Stated task: Examine the entries and show every line in which the word "object" is found.

Records about charts and figures:
════════

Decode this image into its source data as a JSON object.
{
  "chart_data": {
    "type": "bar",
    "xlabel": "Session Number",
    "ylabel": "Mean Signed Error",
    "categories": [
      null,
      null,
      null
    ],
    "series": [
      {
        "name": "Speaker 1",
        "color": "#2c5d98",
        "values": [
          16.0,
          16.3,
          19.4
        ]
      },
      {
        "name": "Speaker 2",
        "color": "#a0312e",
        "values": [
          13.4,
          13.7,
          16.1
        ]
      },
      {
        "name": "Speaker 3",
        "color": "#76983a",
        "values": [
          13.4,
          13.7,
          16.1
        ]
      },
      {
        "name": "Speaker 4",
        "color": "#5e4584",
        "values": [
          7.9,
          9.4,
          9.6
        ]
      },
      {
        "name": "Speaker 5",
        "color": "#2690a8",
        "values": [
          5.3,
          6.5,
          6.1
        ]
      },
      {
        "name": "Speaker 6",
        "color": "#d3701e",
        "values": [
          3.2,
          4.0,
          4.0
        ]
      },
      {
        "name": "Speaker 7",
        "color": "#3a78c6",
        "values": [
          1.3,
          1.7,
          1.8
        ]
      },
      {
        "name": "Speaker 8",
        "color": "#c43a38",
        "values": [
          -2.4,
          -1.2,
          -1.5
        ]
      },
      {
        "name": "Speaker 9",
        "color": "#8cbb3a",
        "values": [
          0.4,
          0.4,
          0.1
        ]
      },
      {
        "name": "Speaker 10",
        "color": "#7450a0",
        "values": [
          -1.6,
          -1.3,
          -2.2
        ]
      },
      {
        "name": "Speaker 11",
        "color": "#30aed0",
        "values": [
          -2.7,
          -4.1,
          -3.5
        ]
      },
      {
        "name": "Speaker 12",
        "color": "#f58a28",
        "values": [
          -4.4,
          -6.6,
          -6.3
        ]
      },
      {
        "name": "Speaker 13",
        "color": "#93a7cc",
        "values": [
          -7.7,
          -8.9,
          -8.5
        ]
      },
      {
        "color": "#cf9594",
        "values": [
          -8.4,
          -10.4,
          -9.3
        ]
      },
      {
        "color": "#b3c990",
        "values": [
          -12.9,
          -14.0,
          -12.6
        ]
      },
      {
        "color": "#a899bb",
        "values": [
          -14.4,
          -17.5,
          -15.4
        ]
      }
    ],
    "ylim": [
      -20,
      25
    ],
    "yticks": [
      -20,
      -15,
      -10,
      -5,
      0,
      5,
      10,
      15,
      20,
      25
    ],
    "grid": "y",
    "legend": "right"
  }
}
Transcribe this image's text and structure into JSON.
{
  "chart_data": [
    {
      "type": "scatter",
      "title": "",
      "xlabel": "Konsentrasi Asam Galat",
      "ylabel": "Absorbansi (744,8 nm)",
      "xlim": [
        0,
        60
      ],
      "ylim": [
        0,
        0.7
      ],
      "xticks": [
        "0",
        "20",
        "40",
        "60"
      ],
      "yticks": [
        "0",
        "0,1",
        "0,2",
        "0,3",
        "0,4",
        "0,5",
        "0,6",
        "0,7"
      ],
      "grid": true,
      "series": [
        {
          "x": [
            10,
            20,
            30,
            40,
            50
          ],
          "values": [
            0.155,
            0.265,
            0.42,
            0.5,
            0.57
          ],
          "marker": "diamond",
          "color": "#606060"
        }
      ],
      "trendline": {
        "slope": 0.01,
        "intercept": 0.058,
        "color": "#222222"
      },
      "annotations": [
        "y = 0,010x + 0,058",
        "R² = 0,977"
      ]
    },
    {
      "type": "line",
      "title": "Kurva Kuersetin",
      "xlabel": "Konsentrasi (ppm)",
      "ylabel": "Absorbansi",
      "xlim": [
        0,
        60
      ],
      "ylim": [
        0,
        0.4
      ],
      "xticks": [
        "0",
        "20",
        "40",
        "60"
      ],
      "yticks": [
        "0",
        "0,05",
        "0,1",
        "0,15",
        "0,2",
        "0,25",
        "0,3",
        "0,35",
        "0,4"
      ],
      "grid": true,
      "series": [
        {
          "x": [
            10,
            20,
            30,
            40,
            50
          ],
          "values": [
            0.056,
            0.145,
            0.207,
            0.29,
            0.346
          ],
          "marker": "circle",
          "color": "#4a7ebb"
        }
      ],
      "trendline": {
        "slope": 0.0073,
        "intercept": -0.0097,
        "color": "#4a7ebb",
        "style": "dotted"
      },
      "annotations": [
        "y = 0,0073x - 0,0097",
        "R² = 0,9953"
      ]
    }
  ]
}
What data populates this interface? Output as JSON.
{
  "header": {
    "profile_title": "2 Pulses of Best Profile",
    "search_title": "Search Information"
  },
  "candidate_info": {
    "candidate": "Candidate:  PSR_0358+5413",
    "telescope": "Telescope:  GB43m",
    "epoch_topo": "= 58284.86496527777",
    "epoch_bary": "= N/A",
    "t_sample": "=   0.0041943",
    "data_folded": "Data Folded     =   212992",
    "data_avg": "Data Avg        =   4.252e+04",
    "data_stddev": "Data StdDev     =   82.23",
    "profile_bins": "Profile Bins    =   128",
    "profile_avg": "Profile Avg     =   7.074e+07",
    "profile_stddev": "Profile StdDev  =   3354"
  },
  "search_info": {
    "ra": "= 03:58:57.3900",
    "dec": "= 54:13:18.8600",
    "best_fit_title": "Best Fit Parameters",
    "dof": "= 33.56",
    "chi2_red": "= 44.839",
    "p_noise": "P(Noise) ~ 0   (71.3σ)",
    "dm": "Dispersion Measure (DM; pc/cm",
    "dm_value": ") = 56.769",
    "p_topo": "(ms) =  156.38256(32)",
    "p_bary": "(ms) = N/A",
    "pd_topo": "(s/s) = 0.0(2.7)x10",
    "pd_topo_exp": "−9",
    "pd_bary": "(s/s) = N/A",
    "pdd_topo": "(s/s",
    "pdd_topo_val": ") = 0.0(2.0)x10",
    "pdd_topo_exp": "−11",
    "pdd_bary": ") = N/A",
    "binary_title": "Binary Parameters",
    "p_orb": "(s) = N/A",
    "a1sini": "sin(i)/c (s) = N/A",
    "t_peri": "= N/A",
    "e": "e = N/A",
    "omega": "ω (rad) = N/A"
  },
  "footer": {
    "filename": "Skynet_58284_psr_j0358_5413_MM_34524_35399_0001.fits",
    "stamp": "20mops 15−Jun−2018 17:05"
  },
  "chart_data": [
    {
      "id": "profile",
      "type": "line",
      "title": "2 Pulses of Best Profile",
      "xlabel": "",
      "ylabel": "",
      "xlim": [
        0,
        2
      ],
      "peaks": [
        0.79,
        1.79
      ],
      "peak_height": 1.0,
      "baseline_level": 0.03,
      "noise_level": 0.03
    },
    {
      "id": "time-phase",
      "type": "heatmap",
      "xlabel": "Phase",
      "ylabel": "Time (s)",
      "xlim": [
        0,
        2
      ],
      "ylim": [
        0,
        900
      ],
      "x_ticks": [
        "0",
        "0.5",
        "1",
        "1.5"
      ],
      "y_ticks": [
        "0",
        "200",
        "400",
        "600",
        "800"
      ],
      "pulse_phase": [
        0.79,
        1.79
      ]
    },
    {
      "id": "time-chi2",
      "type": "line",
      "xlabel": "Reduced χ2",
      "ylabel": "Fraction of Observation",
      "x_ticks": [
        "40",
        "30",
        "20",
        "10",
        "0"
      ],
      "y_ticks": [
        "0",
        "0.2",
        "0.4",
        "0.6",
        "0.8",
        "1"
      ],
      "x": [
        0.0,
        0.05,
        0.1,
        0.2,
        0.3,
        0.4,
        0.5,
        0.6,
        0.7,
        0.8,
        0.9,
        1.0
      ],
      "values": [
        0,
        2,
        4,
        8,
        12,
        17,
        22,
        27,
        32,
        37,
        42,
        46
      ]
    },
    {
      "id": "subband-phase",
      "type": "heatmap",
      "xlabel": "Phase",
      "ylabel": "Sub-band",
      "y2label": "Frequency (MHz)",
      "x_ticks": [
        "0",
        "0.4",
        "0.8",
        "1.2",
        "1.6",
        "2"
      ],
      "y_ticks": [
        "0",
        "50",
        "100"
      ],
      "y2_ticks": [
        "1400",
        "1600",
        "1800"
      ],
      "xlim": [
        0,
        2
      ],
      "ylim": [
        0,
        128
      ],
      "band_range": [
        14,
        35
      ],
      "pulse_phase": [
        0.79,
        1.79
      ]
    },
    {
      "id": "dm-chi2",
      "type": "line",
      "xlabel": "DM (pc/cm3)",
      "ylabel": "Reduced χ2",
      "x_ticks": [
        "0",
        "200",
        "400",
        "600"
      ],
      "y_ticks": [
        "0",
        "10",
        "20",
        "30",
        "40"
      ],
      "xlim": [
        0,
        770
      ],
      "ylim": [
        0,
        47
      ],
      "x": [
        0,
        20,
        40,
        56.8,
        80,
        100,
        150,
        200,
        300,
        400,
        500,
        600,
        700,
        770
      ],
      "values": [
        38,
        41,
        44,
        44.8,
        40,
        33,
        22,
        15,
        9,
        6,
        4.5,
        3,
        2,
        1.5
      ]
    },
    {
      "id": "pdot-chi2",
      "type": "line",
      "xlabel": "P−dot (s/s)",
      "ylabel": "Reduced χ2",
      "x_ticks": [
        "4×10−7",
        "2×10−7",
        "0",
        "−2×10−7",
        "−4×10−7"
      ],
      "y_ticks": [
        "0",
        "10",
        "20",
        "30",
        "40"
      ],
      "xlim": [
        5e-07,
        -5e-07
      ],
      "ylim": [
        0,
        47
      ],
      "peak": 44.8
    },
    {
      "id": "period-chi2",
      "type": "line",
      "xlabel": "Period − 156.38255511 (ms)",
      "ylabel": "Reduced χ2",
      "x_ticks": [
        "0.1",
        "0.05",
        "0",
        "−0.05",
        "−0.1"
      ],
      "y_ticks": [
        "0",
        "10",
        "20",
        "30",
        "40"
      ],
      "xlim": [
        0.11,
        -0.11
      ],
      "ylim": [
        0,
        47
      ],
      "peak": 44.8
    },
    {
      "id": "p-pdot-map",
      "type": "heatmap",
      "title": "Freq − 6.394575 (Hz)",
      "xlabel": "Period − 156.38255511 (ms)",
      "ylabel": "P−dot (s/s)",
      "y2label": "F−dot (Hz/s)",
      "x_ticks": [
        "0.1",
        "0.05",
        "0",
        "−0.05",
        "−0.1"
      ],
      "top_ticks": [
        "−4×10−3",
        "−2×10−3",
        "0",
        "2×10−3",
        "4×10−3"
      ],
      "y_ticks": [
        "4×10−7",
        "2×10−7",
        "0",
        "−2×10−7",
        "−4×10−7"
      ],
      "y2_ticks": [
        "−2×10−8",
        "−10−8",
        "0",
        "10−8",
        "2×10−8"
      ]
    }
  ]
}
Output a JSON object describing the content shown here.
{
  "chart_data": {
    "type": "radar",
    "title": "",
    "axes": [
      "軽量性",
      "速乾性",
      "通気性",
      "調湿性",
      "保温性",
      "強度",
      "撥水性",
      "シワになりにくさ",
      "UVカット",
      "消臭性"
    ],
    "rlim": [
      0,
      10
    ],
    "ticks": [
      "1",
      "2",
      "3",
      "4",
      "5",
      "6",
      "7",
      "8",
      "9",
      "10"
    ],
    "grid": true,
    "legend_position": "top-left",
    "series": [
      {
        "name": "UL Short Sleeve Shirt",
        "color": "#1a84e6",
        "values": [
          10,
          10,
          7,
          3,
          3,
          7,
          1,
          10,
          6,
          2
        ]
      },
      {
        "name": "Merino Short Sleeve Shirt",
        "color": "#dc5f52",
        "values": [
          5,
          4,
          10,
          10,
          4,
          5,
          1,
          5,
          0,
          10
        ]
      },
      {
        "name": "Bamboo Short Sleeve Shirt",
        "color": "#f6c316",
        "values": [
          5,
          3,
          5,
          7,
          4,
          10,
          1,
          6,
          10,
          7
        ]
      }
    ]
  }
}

════════

Problem solution:
Decode this image into its source data as a JSON object.
Output a JSON object describing the content shown here.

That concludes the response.